▸ **WHAT NEEDS TO BE DONE**: Go through the listing below and list every line with "وابن".

▸ **AVAILABLE DATA**:
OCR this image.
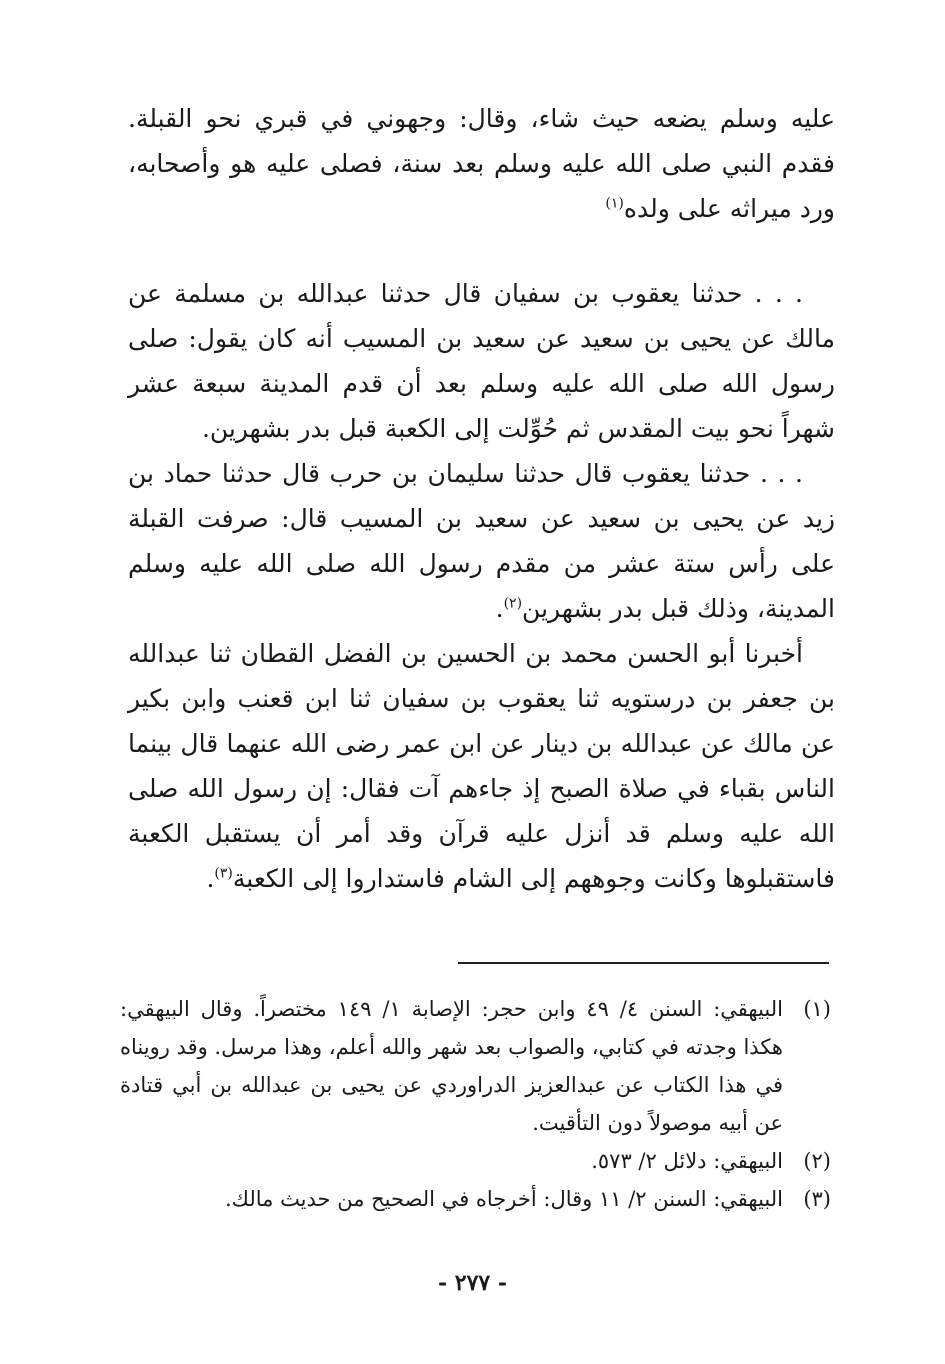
عليه وسلم يضعه حيث شاء، وقال: وجهوني في قبري نحو القبلة. فقدم النبي صلى الله عليه وسلم بعد سنة، فصلى عليه هو وأصحابه، ورد ميراثه على ولده$^{(١)}$

. . . حدثنا يعقوب بن سفيان قال حدثنا عبدالله بن مسلمة عن مالك عن يحيى بن سعيد عن سعيد بن المسيب أنه كان يقول: صلى رسول الله صلى الله عليه وسلم بعد أن قدم المدينة سبعة عشر شهراً نحو بيت المقدس ثم حُوِّلت إلى الكعبة قبل بدر بشهرين.

. . . حدثنا يعقوب قال حدثنا سليمان بن حرب قال حدثنا حماد بن زيد عن يحيى بن سعيد عن سعيد بن المسيب قال: صرفت القبلة على رأس ستة عشر من مقدم رسول الله صلى الله عليه وسلم المدينة، وذلك قبل بدر بشهرين$^{(٢)}$.

أخبرنا أبو الحسن محمد بن الحسين بن الفضل القطان ثنا عبدالله بن جعفر بن درستويه ثنا يعقوب بن سفيان ثنا ابن قعنب وابن بكير عن مالك عن عبدالله بن دينار عن ابن عمر رضى الله عنهما قال بينما الناس بقباء في صلاة الصبح إذ جاءهم آت فقال: إن رسول الله صلى الله عليه وسلم قد أنزل عليه قرآن وقد أمر أن يستقبل الكعبة فاستقبلوها وكانت وجوههم إلى الشام فاستداروا إلى الكعبة$^{(٣)}$.

(١)
البيهقي: السنن ٤/ ٤٩ وابن حجر: الإصابة ١/ ١٤٩ مختصراً. وقال البيهقي: هكذا وجدته في كتابي، والصواب بعد شهر والله أعلم، وهذا مرسل. وقد رويناه في هذا الكتاب عن عبدالعزيز الدراوردي عن يحيى بن عبدالله بن أبي قتادة عن أبيه موصولاً دون التأقيت.
(٢)
البيهقي: دلائل ٢/ ٥٧٣.
(٣)
البيهقي: السنن ٢/ ١١ وقال: أخرجاه في الصحيح من حديث مالك.
- ٢٧٧ -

▸ **COMPLETED EXERCISE**:
أخبرنا أبو الحسن محمد بن الحسين بن الفضل القطان ثنا عبدالله بن جعفر بن درستويه ثنا يعقوب بن سفيان ثنا ابن قعنب وابن بكير عن مالك عن عبدالله بن دينار عن ابن عمر رضى الله عنهما قال بينما الناس بقباء في صلاة الصبح إذ جاءهم آت فقال: إن رسول الله صلى الله عليه وسلم قد أنزل عليه قرآن وقد أمر أن يستقبل الكعبة فاستقبلوها وكانت وجوههم إلى الشام فاستداروا إلى الكعبة$^{(٣)}$.
البيهقي: السنن ٤/ ٤٩ وابن حجر: الإصابة ١/ ١٤٩ مختصراً. وقال البيهقي: هكذا وجدته في كتابي، والصواب بعد شهر والله أعلم، وهذا مرسل. وقد رويناه في هذا الكتاب عن عبدالعزيز الدراوردي عن يحيى بن عبدالله بن أبي قتادة عن أبيه موصولاً دون التأقيت.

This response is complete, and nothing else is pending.